Stated goal — From the listing below, pull out the lines that hold "erscheint".

━━━

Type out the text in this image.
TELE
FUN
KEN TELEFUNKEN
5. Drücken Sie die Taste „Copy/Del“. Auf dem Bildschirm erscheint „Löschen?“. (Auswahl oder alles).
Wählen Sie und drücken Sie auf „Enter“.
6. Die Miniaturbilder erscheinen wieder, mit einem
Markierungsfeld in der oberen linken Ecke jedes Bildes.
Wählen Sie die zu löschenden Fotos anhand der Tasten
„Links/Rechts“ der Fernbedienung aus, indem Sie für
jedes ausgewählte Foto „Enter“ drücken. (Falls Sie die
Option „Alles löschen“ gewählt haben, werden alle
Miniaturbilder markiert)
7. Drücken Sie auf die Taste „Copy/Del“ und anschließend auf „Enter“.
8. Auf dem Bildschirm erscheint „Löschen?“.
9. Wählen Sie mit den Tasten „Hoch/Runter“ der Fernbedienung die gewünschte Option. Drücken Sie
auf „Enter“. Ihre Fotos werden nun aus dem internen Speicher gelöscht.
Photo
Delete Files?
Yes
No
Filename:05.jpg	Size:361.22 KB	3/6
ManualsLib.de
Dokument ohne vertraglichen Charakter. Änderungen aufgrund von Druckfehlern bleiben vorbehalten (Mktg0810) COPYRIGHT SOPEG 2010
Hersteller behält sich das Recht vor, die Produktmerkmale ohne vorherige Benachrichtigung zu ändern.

━━━

Response —
5. Drücken Sie die Taste „Copy/Del“. Auf dem Bildschirm erscheint „Löschen?“. (Auswahl oder alles).
8. Auf dem Bildschirm erscheint „Löschen?“.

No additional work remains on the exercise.